(Collected data entries)
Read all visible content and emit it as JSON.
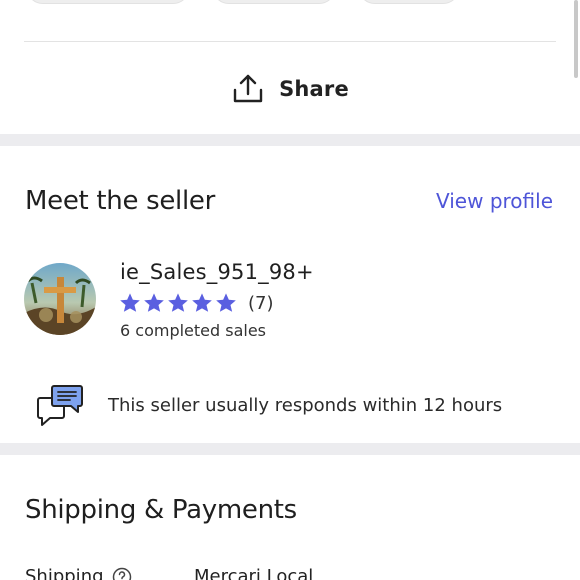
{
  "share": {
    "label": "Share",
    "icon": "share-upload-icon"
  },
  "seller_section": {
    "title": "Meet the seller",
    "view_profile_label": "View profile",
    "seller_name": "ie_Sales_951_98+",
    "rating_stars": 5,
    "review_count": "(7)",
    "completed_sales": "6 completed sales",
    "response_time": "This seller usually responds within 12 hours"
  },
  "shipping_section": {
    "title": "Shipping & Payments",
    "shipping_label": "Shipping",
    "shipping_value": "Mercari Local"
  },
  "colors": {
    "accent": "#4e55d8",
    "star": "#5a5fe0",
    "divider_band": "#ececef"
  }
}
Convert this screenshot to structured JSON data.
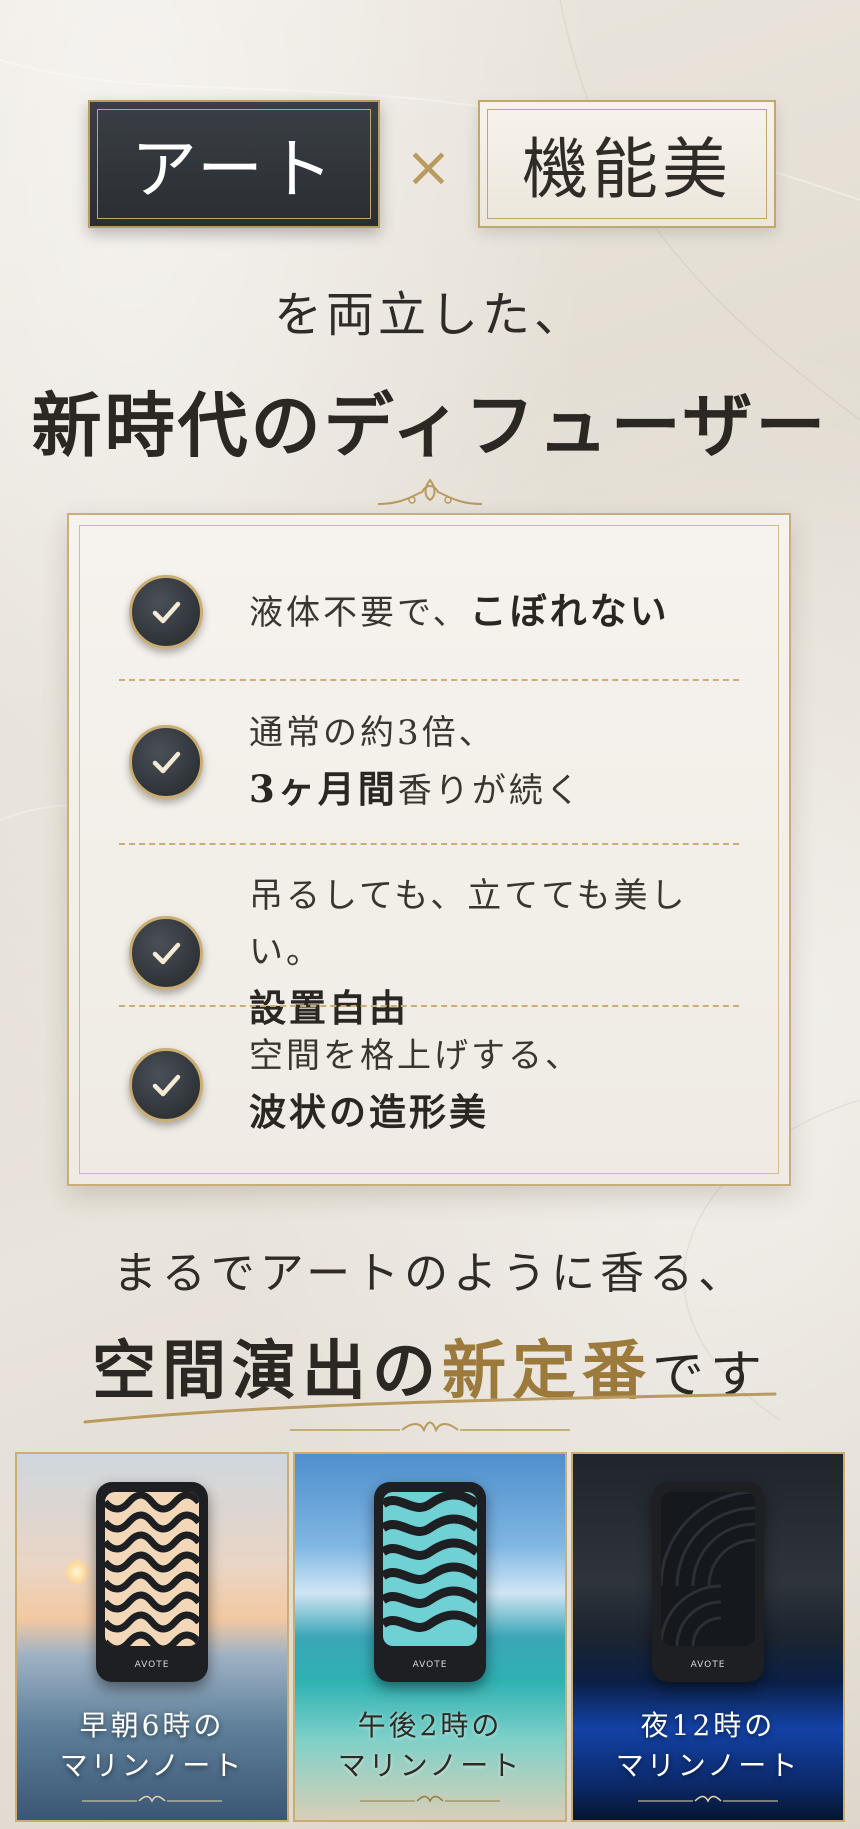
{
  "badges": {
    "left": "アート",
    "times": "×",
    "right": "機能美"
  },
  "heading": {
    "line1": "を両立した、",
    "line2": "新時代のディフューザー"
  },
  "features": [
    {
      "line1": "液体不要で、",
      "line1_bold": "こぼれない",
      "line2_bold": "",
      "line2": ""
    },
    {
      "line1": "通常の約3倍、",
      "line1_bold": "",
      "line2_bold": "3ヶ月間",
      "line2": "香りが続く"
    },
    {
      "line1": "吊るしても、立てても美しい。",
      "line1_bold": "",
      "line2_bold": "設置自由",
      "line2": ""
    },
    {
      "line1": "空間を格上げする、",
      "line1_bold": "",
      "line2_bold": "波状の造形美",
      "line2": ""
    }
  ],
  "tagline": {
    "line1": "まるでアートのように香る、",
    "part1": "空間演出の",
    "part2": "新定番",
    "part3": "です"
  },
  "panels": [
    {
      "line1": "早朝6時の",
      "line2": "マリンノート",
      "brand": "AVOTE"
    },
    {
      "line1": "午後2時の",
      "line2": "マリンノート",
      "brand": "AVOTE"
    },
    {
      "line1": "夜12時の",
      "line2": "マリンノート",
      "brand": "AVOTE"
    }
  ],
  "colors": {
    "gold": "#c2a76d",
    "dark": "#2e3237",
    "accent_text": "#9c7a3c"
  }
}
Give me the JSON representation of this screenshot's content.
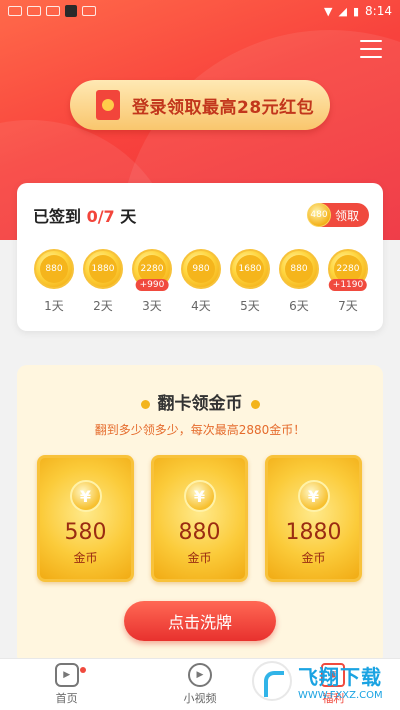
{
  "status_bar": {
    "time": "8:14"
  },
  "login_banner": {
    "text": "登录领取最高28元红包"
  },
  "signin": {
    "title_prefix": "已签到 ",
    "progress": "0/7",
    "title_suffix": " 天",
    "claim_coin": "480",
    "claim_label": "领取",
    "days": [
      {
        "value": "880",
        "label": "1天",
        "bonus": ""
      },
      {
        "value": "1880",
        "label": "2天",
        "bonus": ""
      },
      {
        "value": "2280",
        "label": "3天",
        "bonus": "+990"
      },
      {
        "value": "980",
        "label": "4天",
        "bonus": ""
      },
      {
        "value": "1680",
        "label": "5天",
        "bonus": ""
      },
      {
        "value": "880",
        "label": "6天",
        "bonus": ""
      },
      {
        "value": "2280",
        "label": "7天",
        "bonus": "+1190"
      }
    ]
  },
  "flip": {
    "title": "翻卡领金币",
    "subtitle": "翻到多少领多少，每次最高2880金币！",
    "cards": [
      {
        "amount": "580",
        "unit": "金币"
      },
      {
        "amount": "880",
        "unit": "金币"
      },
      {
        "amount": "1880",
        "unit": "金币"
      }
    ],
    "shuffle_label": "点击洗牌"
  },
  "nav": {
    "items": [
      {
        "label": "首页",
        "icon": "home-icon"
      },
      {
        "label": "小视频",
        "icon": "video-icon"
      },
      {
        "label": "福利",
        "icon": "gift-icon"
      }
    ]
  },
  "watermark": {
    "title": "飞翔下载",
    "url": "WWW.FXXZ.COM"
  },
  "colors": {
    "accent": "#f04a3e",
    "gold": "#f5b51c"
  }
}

### Task to complete
Above are the records. Identify each line that contains the word "content".

### Problem solution
Read all visible content and emit it as JSON.
Give me the JSON representation of this screenshot's content.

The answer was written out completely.